- WRITTEN REQUEST -
Will you output the entries below exactly, skipping every image they contain?

INPUT start

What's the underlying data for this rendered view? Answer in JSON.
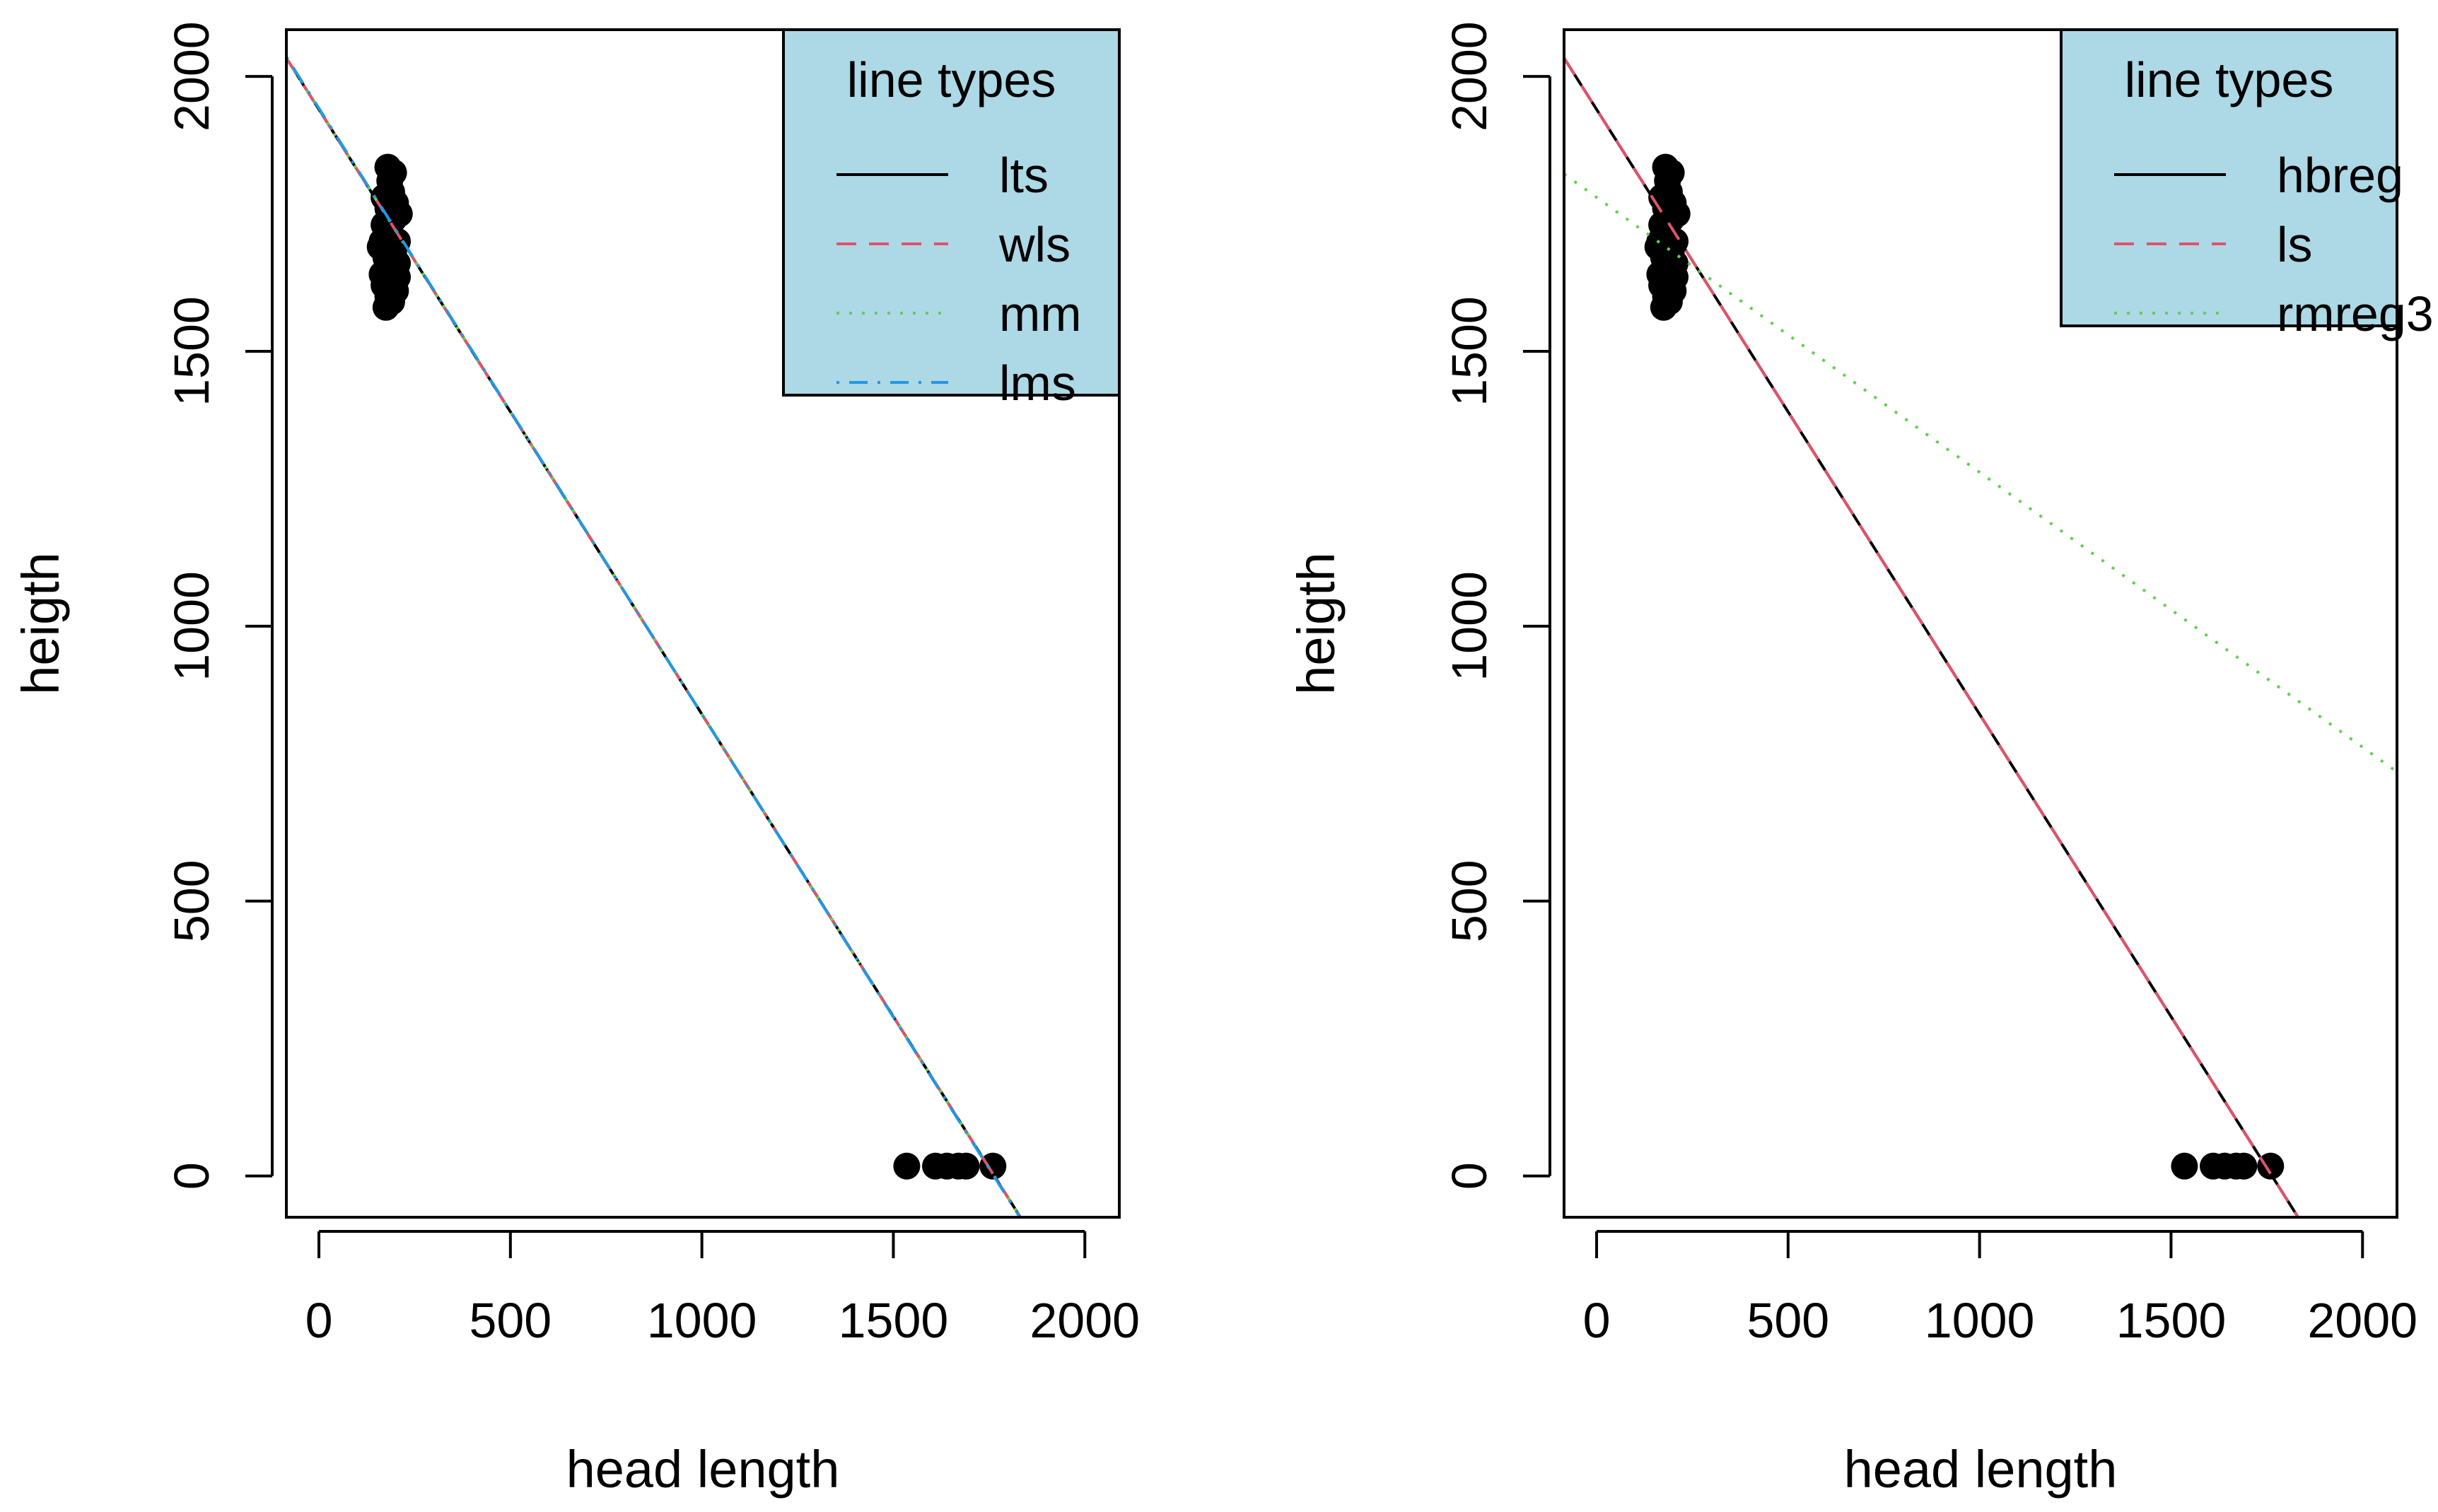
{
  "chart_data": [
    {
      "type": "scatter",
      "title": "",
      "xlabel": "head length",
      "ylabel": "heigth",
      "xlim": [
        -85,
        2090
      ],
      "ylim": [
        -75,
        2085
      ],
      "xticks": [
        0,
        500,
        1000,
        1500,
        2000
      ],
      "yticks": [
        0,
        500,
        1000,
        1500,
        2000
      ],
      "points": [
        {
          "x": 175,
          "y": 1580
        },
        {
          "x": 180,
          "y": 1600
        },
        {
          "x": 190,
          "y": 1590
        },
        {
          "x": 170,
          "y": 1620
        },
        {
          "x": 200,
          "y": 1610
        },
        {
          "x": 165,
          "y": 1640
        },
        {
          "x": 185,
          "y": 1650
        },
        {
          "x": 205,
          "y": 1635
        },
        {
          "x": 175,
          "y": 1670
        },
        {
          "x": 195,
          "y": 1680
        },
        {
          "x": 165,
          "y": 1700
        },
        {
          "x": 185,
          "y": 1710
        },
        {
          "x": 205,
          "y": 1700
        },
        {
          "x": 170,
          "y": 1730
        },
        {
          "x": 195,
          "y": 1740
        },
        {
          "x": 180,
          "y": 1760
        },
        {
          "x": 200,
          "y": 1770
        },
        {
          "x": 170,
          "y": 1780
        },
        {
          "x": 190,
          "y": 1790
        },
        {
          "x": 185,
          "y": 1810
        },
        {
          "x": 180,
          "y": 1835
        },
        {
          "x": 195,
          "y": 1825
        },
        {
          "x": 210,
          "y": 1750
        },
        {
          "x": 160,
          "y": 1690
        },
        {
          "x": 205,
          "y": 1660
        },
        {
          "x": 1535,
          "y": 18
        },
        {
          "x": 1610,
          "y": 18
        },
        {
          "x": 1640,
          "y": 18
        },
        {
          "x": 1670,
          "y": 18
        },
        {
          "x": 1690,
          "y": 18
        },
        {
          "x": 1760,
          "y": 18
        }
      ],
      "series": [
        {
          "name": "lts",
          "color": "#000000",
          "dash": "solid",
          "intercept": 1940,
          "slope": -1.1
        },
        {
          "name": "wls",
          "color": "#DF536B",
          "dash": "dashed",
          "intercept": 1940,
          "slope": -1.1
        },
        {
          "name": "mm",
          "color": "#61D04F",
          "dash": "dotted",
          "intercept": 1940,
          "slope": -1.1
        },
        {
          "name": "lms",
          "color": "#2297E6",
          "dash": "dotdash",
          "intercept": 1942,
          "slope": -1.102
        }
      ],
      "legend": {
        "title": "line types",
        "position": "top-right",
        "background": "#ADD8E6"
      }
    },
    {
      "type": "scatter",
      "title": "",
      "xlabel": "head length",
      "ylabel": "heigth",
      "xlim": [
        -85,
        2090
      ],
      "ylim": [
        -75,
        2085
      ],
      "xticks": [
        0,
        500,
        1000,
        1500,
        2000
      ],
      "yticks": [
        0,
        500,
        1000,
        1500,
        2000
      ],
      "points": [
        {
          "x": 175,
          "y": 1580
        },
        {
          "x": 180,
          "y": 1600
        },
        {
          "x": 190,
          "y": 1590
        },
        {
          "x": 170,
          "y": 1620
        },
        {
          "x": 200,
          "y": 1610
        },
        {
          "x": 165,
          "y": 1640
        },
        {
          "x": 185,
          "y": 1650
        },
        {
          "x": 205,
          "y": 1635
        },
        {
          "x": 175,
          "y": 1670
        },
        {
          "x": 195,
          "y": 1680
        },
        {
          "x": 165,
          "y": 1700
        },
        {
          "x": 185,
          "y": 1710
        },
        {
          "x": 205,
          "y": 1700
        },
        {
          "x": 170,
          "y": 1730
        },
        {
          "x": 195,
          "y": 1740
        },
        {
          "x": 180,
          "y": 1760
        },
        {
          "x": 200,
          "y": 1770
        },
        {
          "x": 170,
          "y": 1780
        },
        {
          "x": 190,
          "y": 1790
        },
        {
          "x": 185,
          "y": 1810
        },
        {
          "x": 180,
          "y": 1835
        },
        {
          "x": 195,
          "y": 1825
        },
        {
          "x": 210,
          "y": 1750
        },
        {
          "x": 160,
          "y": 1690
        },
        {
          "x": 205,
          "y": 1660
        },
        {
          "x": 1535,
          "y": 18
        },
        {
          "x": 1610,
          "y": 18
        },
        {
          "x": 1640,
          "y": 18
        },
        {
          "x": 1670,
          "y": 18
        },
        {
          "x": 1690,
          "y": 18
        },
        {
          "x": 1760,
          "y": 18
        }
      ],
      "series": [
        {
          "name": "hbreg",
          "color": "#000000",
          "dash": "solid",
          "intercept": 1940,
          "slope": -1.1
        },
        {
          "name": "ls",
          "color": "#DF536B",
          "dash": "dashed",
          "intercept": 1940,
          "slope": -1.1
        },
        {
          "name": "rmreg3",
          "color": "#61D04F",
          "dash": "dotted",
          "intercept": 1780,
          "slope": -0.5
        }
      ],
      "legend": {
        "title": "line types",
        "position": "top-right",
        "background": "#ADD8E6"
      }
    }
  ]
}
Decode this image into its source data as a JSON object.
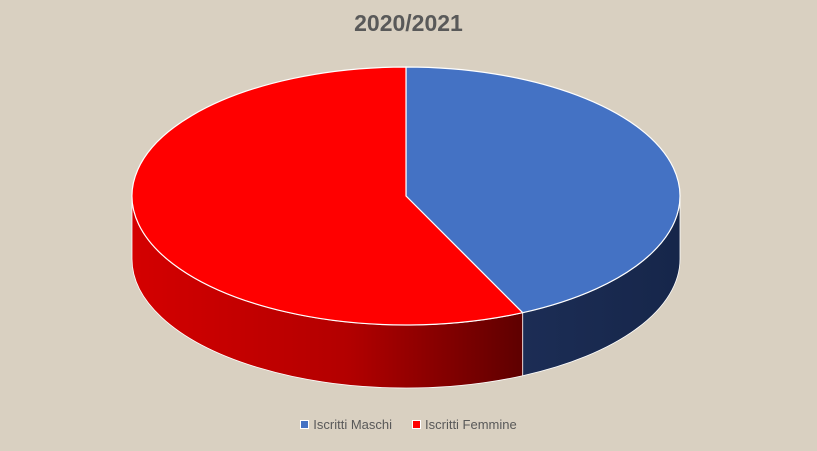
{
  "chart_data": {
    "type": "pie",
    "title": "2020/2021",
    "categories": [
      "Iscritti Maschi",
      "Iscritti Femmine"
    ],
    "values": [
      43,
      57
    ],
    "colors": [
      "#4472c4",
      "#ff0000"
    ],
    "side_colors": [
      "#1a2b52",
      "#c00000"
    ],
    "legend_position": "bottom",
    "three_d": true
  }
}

INPUT end

- OUTPUT BELOW -
What's the underlying data for this rendered view? Answer in JSON.
{
  "chart_data": [
    {
      "type": "scatter",
      "title": "",
      "xlabel": "head length",
      "ylabel": "heigth",
      "xlim": [
        -85,
        2090
      ],
      "ylim": [
        -75,
        2085
      ],
      "xticks": [
        0,
        500,
        1000,
        1500,
        2000
      ],
      "yticks": [
        0,
        500,
        1000,
        1500,
        2000
      ],
      "points": [
        {
          "x": 175,
          "y": 1580
        },
        {
          "x": 180,
          "y": 1600
        },
        {
          "x": 190,
          "y": 1590
        },
        {
          "x": 170,
          "y": 1620
        },
        {
          "x": 200,
          "y": 1610
        },
        {
          "x": 165,
          "y": 1640
        },
        {
          "x": 185,
          "y": 1650
        },
        {
          "x": 205,
          "y": 1635
        },
        {
          "x": 175,
          "y": 1670
        },
        {
          "x": 195,
          "y": 1680
        },
        {
          "x": 165,
          "y": 1700
        },
        {
          "x": 185,
          "y": 1710
        },
        {
          "x": 205,
          "y": 1700
        },
        {
          "x": 170,
          "y": 1730
        },
        {
          "x": 195,
          "y": 1740
        },
        {
          "x": 180,
          "y": 1760
        },
        {
          "x": 200,
          "y": 1770
        },
        {
          "x": 170,
          "y": 1780
        },
        {
          "x": 190,
          "y": 1790
        },
        {
          "x": 185,
          "y": 1810
        },
        {
          "x": 180,
          "y": 1835
        },
        {
          "x": 195,
          "y": 1825
        },
        {
          "x": 210,
          "y": 1750
        },
        {
          "x": 160,
          "y": 1690
        },
        {
          "x": 205,
          "y": 1660
        },
        {
          "x": 1535,
          "y": 18
        },
        {
          "x": 1610,
          "y": 18
        },
        {
          "x": 1640,
          "y": 18
        },
        {
          "x": 1670,
          "y": 18
        },
        {
          "x": 1690,
          "y": 18
        },
        {
          "x": 1760,
          "y": 18
        }
      ],
      "series": [
        {
          "name": "lts",
          "color": "#000000",
          "dash": "solid",
          "intercept": 1940,
          "slope": -1.1
        },
        {
          "name": "wls",
          "color": "#DF536B",
          "dash": "dashed",
          "intercept": 1940,
          "slope": -1.1
        },
        {
          "name": "mm",
          "color": "#61D04F",
          "dash": "dotted",
          "intercept": 1940,
          "slope": -1.1
        },
        {
          "name": "lms",
          "color": "#2297E6",
          "dash": "dotdash",
          "intercept": 1942,
          "slope": -1.102
        }
      ],
      "legend": {
        "title": "line types",
        "position": "top-right",
        "background": "#ADD8E6"
      }
    },
    {
      "type": "scatter",
      "title": "",
      "xlabel": "head length",
      "ylabel": "heigth",
      "xlim": [
        -85,
        2090
      ],
      "ylim": [
        -75,
        2085
      ],
      "xticks": [
        0,
        500,
        1000,
        1500,
        2000
      ],
      "yticks": [
        0,
        500,
        1000,
        1500,
        2000
      ],
      "points": [
        {
          "x": 175,
          "y": 1580
        },
        {
          "x": 180,
          "y": 1600
        },
        {
          "x": 190,
          "y": 1590
        },
        {
          "x": 170,
          "y": 1620
        },
        {
          "x": 200,
          "y": 1610
        },
        {
          "x": 165,
          "y": 1640
        },
        {
          "x": 185,
          "y": 1650
        },
        {
          "x": 205,
          "y": 1635
        },
        {
          "x": 175,
          "y": 1670
        },
        {
          "x": 195,
          "y": 1680
        },
        {
          "x": 165,
          "y": 1700
        },
        {
          "x": 185,
          "y": 1710
        },
        {
          "x": 205,
          "y": 1700
        },
        {
          "x": 170,
          "y": 1730
        },
        {
          "x": 195,
          "y": 1740
        },
        {
          "x": 180,
          "y": 1760
        },
        {
          "x": 200,
          "y": 1770
        },
        {
          "x": 170,
          "y": 1780
        },
        {
          "x": 190,
          "y": 1790
        },
        {
          "x": 185,
          "y": 1810
        },
        {
          "x": 180,
          "y": 1835
        },
        {
          "x": 195,
          "y": 1825
        },
        {
          "x": 210,
          "y": 1750
        },
        {
          "x": 160,
          "y": 1690
        },
        {
          "x": 205,
          "y": 1660
        },
        {
          "x": 1535,
          "y": 18
        },
        {
          "x": 1610,
          "y": 18
        },
        {
          "x": 1640,
          "y": 18
        },
        {
          "x": 1670,
          "y": 18
        },
        {
          "x": 1690,
          "y": 18
        },
        {
          "x": 1760,
          "y": 18
        }
      ],
      "series": [
        {
          "name": "hbreg",
          "color": "#000000",
          "dash": "solid",
          "intercept": 1940,
          "slope": -1.1
        },
        {
          "name": "ls",
          "color": "#DF536B",
          "dash": "dashed",
          "intercept": 1940,
          "slope": -1.1
        },
        {
          "name": "rmreg3",
          "color": "#61D04F",
          "dash": "dotted",
          "intercept": 1780,
          "slope": -0.5
        }
      ],
      "legend": {
        "title": "line types",
        "position": "top-right",
        "background": "#ADD8E6"
      }
    }
  ]
}
Decode this image into its source data as a JSON object.
{
  "chart_data": {
    "type": "pie",
    "title": "2020/2021",
    "categories": [
      "Iscritti Maschi",
      "Iscritti Femmine"
    ],
    "values": [
      43,
      57
    ],
    "colors": [
      "#4472c4",
      "#ff0000"
    ],
    "side_colors": [
      "#1a2b52",
      "#c00000"
    ],
    "legend_position": "bottom",
    "three_d": true
  }
}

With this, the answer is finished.